What is needed: Exactly repeat all the records below, omitting the images they hold.

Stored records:
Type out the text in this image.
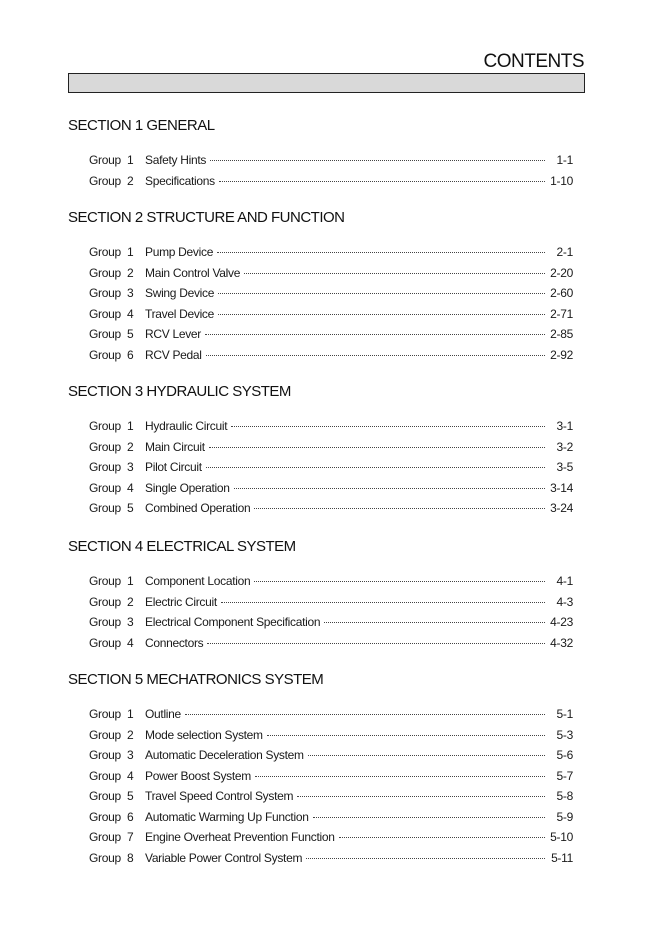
CONTENTS
SECTION 1 GENERAL
Group 1 Safety Hints	1-1
Group 2 Specifications	1-10
SECTION 2 STRUCTURE AND FUNCTION
Group 1 Pump Device	2-1
Group 2 Main Control Valve	2-20
Group 3 Swing Device	2-60
Group 4 Travel Device	2-71
Group 5 RCV Lever	2-85
Group 6 RCV Pedal	2-92
SECTION 3 HYDRAULIC SYSTEM
Group 1 Hydraulic Circuit	3-1
Group 2 Main Circuit	3-2
Group 3 Pilot Circuit	3-5
Group 4 Single Operation	3-14
Group 5 Combined Operation	3-24
SECTION 4 ELECTRICAL SYSTEM
Group 1 Component Location	4-1
Group 2 Electric Circuit	4-3
Group 3 Electrical Component Specification	4-23
Group 4 Connectors	4-32
SECTION 5 MECHATRONICS SYSTEM
Group 1 Outline	5-1
Group 2 Mode selection System	5-3
Group 3 Automatic Deceleration System	5-6
Group 4 Power Boost System	5-7
Group 5 Travel Speed Control System	5-8
Group 6 Automatic Warming Up Function	5-9
Group 7 Engine Overheat Prevention Function	5-10
Group 8 Variable Power Control System	5-11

Complete response:
Type out the text in this image.
CONTENTS
SECTION 1 GENERAL
Group 1 Safety Hints	1-1
Group 2 Specifications	1-10
SECTION 2 STRUCTURE AND FUNCTION
Group 1 Pump Device	2-1
Group 2 Main Control Valve	2-20
Group 3 Swing Device	2-60
Group 4 Travel Device	2-71
Group 5 RCV Lever	2-85
Group 6 RCV Pedal	2-92
SECTION 3 HYDRAULIC SYSTEM
Group 1 Hydraulic Circuit	3-1
Group 2 Main Circuit	3-2
Group 3 Pilot Circuit	3-5
Group 4 Single Operation	3-14
Group 5 Combined Operation	3-24
SECTION 4 ELECTRICAL SYSTEM
Group 1 Component Location	4-1
Group 2 Electric Circuit	4-3
Group 3 Electrical Component Specification	4-23
Group 4 Connectors	4-32
SECTION 5 MECHATRONICS SYSTEM
Group 1 Outline	5-1
Group 2 Mode selection System	5-3
Group 3 Automatic Deceleration System	5-6
Group 4 Power Boost System	5-7
Group 5 Travel Speed Control System	5-8
Group 6 Automatic Warming Up Function	5-9
Group 7 Engine Overheat Prevention Function	5-10
Group 8 Variable Power Control System	5-11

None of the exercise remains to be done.